*WHAT YOU NEED TO DO:* Quote all of the data that follows exactly as written, skipping the images.
..............................
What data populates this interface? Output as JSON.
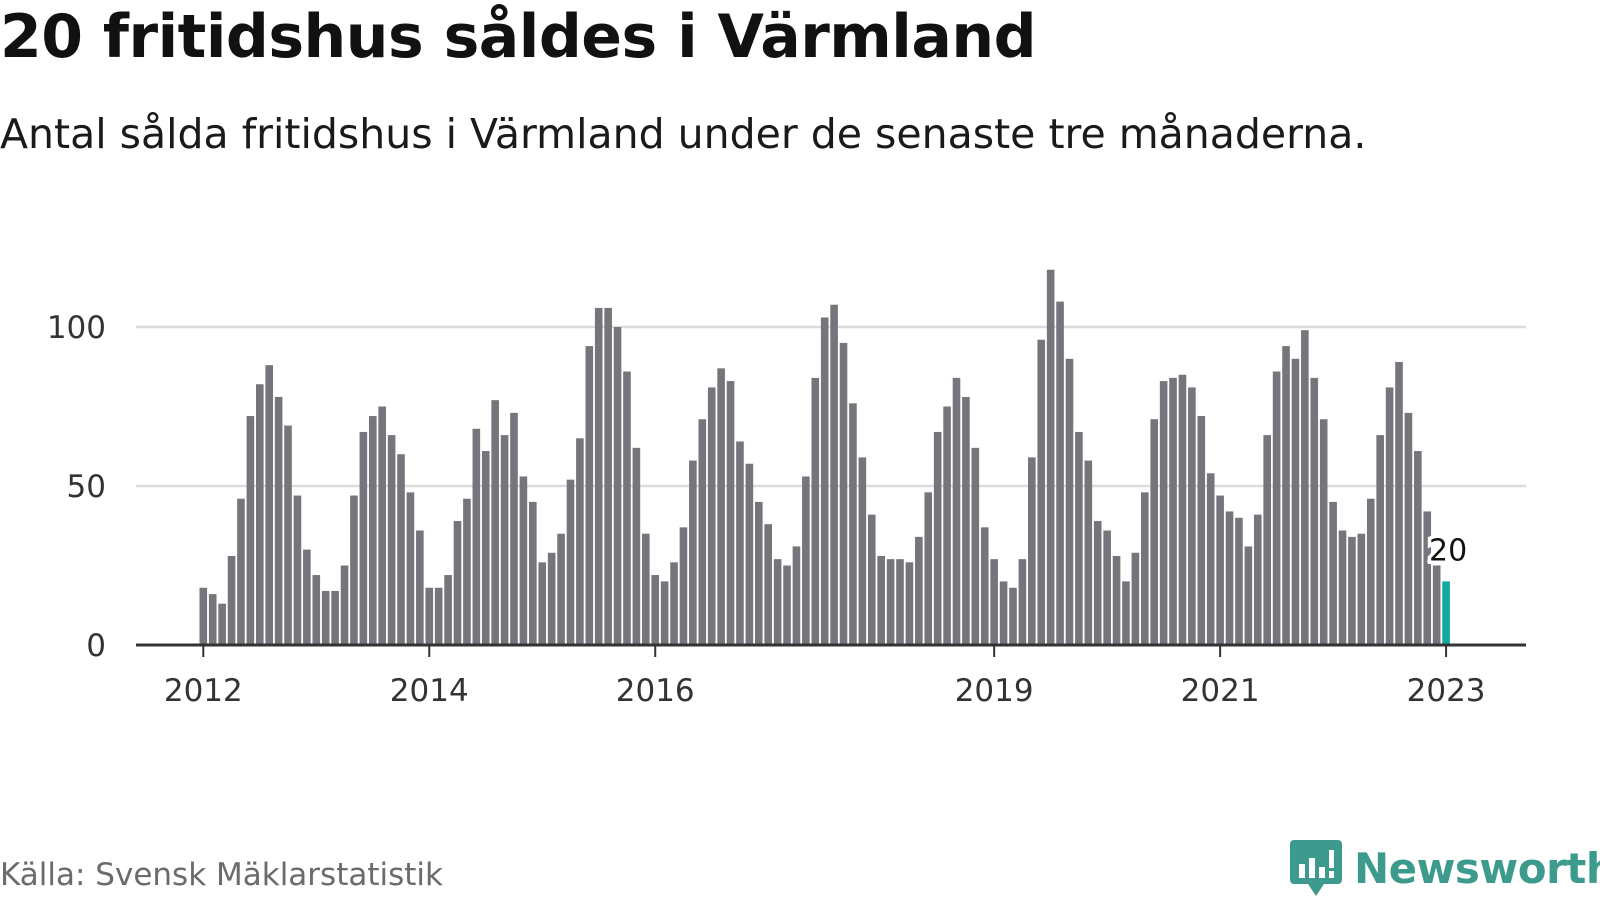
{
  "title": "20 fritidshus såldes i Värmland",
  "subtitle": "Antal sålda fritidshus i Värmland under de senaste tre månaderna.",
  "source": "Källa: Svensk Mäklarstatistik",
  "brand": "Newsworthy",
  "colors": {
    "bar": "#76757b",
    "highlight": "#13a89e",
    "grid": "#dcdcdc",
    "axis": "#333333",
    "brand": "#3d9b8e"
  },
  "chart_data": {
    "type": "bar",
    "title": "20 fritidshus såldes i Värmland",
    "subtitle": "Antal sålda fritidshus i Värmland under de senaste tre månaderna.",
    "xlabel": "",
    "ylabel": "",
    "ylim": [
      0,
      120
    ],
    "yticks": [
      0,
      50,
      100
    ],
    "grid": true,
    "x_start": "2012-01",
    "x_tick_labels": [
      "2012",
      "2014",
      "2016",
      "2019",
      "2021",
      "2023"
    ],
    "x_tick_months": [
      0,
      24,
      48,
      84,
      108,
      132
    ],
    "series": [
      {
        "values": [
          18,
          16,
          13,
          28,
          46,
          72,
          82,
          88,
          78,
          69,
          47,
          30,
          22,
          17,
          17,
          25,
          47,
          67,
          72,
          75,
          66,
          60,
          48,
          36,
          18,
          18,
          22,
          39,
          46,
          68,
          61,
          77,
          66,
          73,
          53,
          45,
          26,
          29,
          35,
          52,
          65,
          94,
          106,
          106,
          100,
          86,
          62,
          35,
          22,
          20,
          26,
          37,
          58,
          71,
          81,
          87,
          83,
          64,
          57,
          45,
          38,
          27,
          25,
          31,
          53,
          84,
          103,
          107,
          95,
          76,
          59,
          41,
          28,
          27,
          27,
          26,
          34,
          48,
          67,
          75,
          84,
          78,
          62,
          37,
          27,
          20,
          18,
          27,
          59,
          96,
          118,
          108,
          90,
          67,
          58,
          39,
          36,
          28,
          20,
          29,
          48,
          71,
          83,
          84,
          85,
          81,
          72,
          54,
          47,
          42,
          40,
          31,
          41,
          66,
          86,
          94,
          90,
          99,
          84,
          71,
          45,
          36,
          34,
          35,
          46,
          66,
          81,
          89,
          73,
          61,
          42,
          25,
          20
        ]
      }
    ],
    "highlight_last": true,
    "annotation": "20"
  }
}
..............................
*CORRECT OUTPUT:*
What data populates this interface? Output as JSON.
{
  "title": "20 fritidshus såldes i Värmland",
  "subtitle": "Antal sålda fritidshus i Värmland under de senaste tre månaderna.",
  "source": "Källa: Svensk Mäklarstatistik",
  "brand": "Newsworthy",
  "colors": {
    "bar": "#76757b",
    "highlight": "#13a89e",
    "grid": "#dcdcdc",
    "axis": "#333333",
    "brand": "#3d9b8e"
  },
  "chart_data": {
    "type": "bar",
    "title": "20 fritidshus såldes i Värmland",
    "subtitle": "Antal sålda fritidshus i Värmland under de senaste tre månaderna.",
    "xlabel": "",
    "ylabel": "",
    "ylim": [
      0,
      120
    ],
    "yticks": [
      0,
      50,
      100
    ],
    "grid": true,
    "x_start": "2012-01",
    "x_tick_labels": [
      "2012",
      "2014",
      "2016",
      "2019",
      "2021",
      "2023"
    ],
    "x_tick_months": [
      0,
      24,
      48,
      84,
      108,
      132
    ],
    "series": [
      {
        "values": [
          18,
          16,
          13,
          28,
          46,
          72,
          82,
          88,
          78,
          69,
          47,
          30,
          22,
          17,
          17,
          25,
          47,
          67,
          72,
          75,
          66,
          60,
          48,
          36,
          18,
          18,
          22,
          39,
          46,
          68,
          61,
          77,
          66,
          73,
          53,
          45,
          26,
          29,
          35,
          52,
          65,
          94,
          106,
          106,
          100,
          86,
          62,
          35,
          22,
          20,
          26,
          37,
          58,
          71,
          81,
          87,
          83,
          64,
          57,
          45,
          38,
          27,
          25,
          31,
          53,
          84,
          103,
          107,
          95,
          76,
          59,
          41,
          28,
          27,
          27,
          26,
          34,
          48,
          67,
          75,
          84,
          78,
          62,
          37,
          27,
          20,
          18,
          27,
          59,
          96,
          118,
          108,
          90,
          67,
          58,
          39,
          36,
          28,
          20,
          29,
          48,
          71,
          83,
          84,
          85,
          81,
          72,
          54,
          47,
          42,
          40,
          31,
          41,
          66,
          86,
          94,
          90,
          99,
          84,
          71,
          45,
          36,
          34,
          35,
          46,
          66,
          81,
          89,
          73,
          61,
          42,
          25,
          20
        ]
      }
    ],
    "highlight_last": true,
    "annotation": "20"
  }
}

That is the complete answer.